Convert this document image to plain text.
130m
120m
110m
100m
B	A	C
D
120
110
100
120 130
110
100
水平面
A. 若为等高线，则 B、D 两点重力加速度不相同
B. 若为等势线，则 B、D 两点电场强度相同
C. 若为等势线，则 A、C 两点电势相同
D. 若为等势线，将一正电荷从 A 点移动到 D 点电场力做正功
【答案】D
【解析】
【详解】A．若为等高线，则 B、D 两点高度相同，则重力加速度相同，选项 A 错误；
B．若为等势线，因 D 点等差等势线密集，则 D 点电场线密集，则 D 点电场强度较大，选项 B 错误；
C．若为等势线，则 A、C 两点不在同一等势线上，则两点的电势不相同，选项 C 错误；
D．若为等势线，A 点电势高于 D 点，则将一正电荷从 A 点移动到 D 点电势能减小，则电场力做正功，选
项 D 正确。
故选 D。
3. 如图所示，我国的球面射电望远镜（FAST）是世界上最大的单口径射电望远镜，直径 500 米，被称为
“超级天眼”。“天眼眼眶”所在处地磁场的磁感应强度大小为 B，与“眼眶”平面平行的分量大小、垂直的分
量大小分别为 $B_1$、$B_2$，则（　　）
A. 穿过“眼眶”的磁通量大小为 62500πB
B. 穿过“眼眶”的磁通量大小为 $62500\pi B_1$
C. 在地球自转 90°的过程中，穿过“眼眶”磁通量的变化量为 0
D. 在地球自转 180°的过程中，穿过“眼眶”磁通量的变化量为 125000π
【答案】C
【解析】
...
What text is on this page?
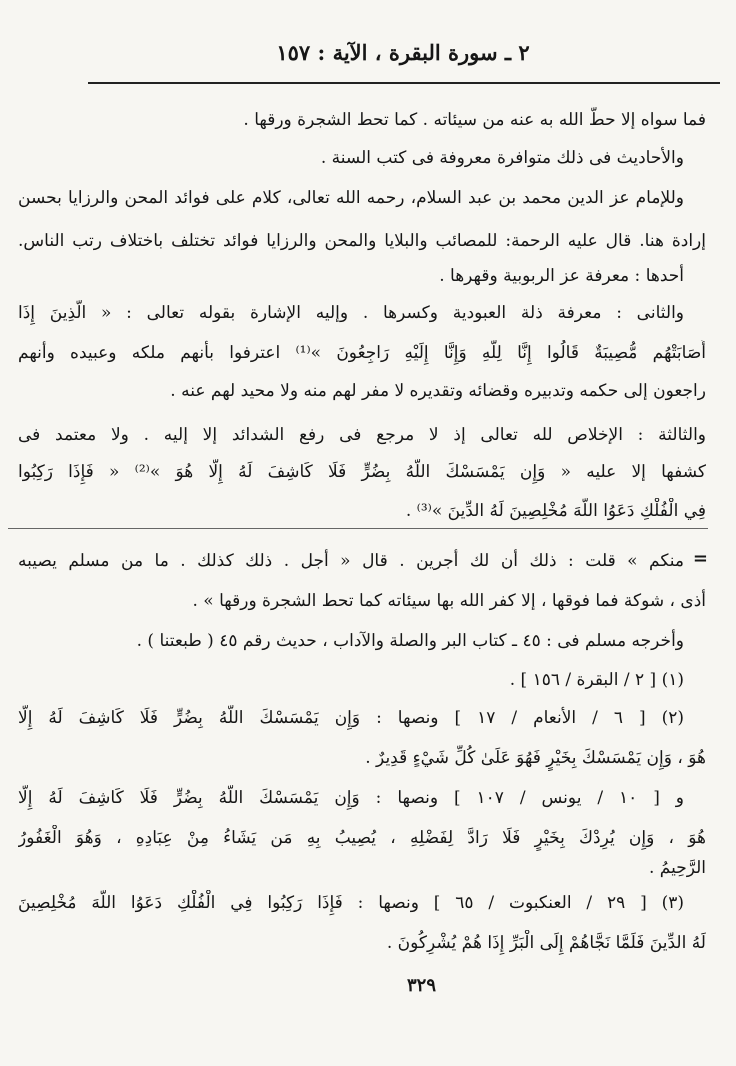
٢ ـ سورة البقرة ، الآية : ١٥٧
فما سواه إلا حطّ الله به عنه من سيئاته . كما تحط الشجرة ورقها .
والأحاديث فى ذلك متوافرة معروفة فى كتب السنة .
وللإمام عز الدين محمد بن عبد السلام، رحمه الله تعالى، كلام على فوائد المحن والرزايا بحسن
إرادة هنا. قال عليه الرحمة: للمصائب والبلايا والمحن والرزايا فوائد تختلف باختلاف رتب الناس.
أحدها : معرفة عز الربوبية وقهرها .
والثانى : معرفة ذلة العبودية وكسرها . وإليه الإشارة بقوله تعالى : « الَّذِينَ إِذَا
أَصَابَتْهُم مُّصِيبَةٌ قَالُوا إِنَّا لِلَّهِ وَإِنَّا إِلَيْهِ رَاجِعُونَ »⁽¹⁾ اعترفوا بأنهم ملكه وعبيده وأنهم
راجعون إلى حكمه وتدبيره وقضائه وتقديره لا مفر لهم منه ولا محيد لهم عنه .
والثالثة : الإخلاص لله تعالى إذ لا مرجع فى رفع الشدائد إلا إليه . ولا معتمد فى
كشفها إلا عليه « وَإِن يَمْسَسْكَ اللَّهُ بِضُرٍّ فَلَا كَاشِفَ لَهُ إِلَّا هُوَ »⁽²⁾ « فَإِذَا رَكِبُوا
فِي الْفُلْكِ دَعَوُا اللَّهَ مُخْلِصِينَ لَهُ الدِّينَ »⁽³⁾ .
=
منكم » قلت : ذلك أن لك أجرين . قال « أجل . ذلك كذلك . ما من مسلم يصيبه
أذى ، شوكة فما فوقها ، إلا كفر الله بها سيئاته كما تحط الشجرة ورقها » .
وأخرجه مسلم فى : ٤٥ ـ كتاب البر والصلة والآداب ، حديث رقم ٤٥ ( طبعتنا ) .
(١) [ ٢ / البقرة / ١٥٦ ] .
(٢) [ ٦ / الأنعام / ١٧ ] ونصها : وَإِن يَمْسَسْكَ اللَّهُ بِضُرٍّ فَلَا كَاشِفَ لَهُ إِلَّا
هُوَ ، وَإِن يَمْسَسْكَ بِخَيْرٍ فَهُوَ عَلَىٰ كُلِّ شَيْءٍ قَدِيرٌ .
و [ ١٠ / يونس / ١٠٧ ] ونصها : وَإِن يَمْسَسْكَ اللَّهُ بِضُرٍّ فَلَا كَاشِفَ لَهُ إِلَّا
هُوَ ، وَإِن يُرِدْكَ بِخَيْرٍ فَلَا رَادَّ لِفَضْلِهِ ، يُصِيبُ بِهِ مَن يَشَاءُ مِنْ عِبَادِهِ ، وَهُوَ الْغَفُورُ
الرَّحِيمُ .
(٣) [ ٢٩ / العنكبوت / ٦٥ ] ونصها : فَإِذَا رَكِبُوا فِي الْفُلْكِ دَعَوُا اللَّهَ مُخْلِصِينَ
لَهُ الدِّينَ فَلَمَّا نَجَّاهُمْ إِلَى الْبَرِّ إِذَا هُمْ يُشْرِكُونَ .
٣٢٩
==
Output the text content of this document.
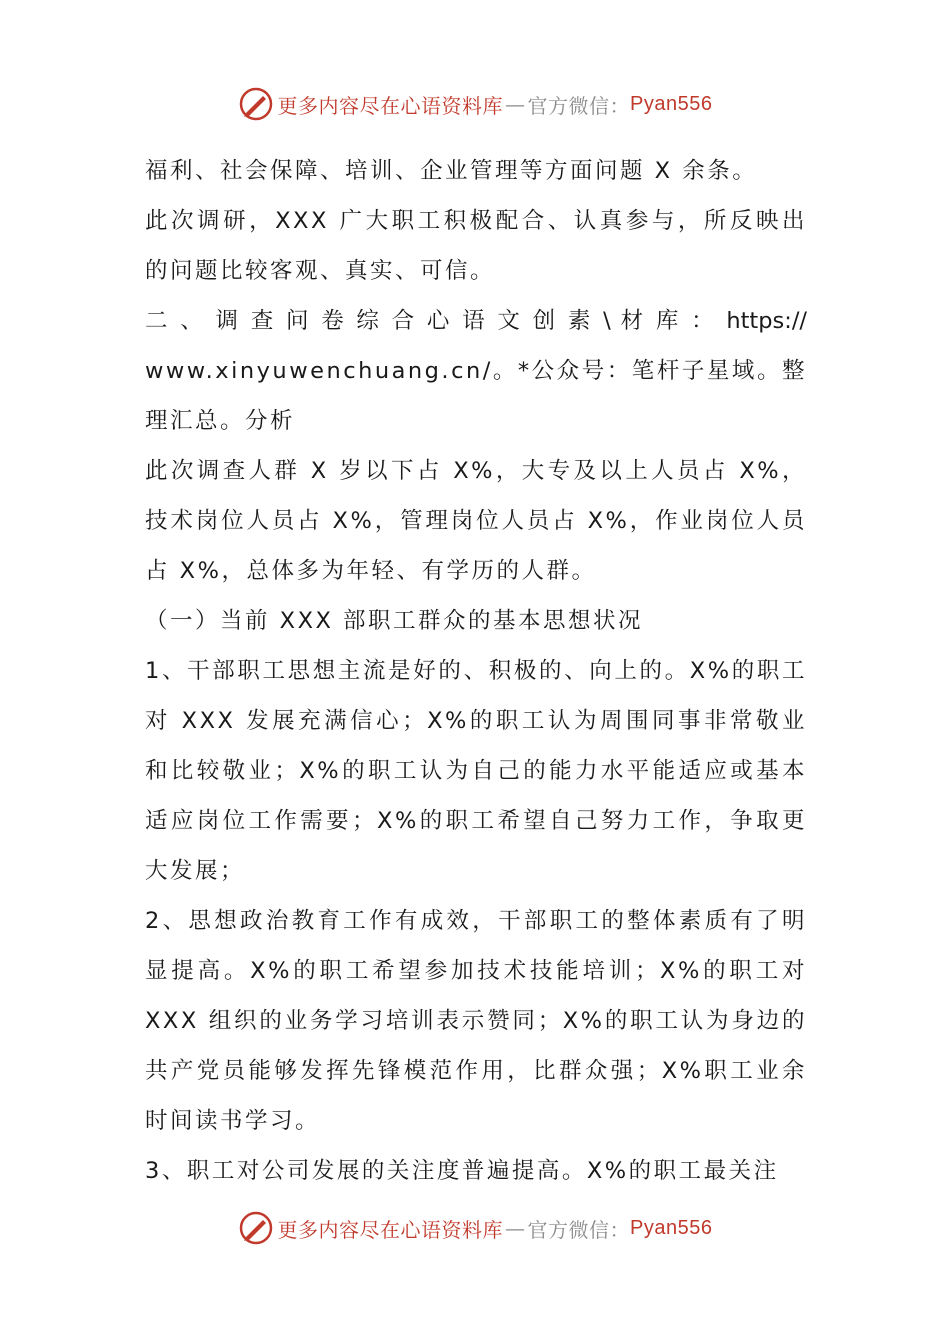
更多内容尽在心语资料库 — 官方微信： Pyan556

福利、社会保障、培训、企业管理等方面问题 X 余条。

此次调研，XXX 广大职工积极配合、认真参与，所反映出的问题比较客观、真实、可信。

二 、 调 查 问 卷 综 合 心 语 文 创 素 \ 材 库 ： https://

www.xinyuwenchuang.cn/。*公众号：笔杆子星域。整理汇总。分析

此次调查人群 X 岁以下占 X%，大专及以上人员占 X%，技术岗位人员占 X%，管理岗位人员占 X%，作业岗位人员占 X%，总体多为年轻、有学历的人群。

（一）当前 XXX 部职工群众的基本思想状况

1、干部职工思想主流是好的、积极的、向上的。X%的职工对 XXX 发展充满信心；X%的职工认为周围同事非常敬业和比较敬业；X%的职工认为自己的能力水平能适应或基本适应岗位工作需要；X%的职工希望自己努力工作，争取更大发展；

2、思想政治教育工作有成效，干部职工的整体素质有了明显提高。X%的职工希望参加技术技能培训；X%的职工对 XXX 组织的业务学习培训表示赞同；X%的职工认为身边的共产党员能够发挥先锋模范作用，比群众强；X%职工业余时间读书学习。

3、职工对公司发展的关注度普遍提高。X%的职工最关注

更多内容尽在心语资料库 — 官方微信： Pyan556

• _Problem details_
Within the listing above, copy each line that has the string "的磁通量大小为".

• _The reply_
A. 穿过“眼眶”的磁通量大小为 62500πB
B. 穿过“眼眶”的磁通量大小为 $62500\pi B_1$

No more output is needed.